*** Provided data ***

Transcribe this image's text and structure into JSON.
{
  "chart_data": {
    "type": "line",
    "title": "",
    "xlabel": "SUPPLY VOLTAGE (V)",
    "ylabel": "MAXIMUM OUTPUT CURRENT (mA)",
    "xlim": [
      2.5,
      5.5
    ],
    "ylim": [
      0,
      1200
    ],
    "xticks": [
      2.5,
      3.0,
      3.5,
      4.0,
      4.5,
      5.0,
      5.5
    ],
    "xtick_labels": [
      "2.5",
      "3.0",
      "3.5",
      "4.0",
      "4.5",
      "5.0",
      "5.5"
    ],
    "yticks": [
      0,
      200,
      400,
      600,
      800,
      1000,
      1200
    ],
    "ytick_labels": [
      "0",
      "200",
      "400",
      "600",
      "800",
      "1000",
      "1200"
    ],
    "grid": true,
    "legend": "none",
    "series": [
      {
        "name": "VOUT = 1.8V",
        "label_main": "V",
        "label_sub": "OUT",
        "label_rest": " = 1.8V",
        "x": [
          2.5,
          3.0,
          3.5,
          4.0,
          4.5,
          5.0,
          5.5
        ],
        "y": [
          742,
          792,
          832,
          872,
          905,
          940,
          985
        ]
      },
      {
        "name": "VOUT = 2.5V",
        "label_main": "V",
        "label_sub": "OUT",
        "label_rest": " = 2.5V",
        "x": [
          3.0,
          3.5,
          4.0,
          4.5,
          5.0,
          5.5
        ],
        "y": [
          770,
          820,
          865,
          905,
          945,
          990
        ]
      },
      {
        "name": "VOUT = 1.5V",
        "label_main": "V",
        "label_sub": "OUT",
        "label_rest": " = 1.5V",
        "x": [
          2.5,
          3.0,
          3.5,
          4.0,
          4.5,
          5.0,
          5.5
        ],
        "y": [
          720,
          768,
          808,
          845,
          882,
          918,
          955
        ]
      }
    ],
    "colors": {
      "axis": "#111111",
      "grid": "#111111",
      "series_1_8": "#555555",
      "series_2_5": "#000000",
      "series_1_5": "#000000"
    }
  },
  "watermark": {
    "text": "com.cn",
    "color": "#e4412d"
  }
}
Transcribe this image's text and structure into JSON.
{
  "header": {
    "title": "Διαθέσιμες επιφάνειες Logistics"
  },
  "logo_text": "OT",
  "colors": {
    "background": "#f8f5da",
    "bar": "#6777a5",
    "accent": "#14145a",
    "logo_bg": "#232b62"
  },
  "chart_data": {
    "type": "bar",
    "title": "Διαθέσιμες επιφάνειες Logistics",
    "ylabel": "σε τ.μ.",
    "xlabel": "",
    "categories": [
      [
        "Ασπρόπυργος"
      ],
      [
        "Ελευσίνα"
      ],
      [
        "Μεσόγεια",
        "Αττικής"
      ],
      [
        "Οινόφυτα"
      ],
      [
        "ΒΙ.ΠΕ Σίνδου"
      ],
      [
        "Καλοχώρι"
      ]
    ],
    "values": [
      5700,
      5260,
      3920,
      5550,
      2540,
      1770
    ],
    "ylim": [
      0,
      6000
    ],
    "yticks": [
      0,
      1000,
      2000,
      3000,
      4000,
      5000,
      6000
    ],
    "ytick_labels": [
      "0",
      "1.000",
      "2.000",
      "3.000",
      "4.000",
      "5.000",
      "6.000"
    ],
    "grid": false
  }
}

***

● What this task involves
Reproduce every record, matching each line exactly.

● Answer to the task
Transcribe this image's text and structure into JSON.
{
  "chart_data": {
    "type": "line",
    "title": "",
    "xlabel": "SUPPLY VOLTAGE (V)",
    "ylabel": "MAXIMUM OUTPUT CURRENT (mA)",
    "xlim": [
      2.5,
      5.5
    ],
    "ylim": [
      0,
      1200
    ],
    "xticks": [
      2.5,
      3.0,
      3.5,
      4.0,
      4.5,
      5.0,
      5.5
    ],
    "xtick_labels": [
      "2.5",
      "3.0",
      "3.5",
      "4.0",
      "4.5",
      "5.0",
      "5.5"
    ],
    "yticks": [
      0,
      200,
      400,
      600,
      800,
      1000,
      1200
    ],
    "ytick_labels": [
      "0",
      "200",
      "400",
      "600",
      "800",
      "1000",
      "1200"
    ],
    "grid": true,
    "legend": "none",
    "series": [
      {
        "name": "VOUT = 1.8V",
        "label_main": "V",
        "label_sub": "OUT",
        "label_rest": " = 1.8V",
        "x": [
          2.5,
          3.0,
          3.5,
          4.0,
          4.5,
          5.0,
          5.5
        ],
        "y": [
          742,
          792,
          832,
          872,
          905,
          940,
          985
        ]
      },
      {
        "name": "VOUT = 2.5V",
        "label_main": "V",
        "label_sub": "OUT",
        "label_rest": " = 2.5V",
        "x": [
          3.0,
          3.5,
          4.0,
          4.5,
          5.0,
          5.5
        ],
        "y": [
          770,
          820,
          865,
          905,
          945,
          990
        ]
      },
      {
        "name": "VOUT = 1.5V",
        "label_main": "V",
        "label_sub": "OUT",
        "label_rest": " = 1.5V",
        "x": [
          2.5,
          3.0,
          3.5,
          4.0,
          4.5,
          5.0,
          5.5
        ],
        "y": [
          720,
          768,
          808,
          845,
          882,
          918,
          955
        ]
      }
    ],
    "colors": {
      "axis": "#111111",
      "grid": "#111111",
      "series_1_8": "#555555",
      "series_2_5": "#000000",
      "series_1_5": "#000000"
    }
  },
  "watermark": {
    "text": "com.cn",
    "color": "#e4412d"
  }
}
Transcribe this image's text and structure into JSON.
{
  "header": {
    "title": "Διαθέσιμες επιφάνειες Logistics"
  },
  "logo_text": "OT",
  "colors": {
    "background": "#f8f5da",
    "bar": "#6777a5",
    "accent": "#14145a",
    "logo_bg": "#232b62"
  },
  "chart_data": {
    "type": "bar",
    "title": "Διαθέσιμες επιφάνειες Logistics",
    "ylabel": "σε τ.μ.",
    "xlabel": "",
    "categories": [
      [
        "Ασπρόπυργος"
      ],
      [
        "Ελευσίνα"
      ],
      [
        "Μεσόγεια",
        "Αττικής"
      ],
      [
        "Οινόφυτα"
      ],
      [
        "ΒΙ.ΠΕ Σίνδου"
      ],
      [
        "Καλοχώρι"
      ]
    ],
    "values": [
      5700,
      5260,
      3920,
      5550,
      2540,
      1770
    ],
    "ylim": [
      0,
      6000
    ],
    "yticks": [
      0,
      1000,
      2000,
      3000,
      4000,
      5000,
      6000
    ],
    "ytick_labels": [
      "0",
      "1.000",
      "2.000",
      "3.000",
      "4.000",
      "5.000",
      "6.000"
    ],
    "grid": false
  }
}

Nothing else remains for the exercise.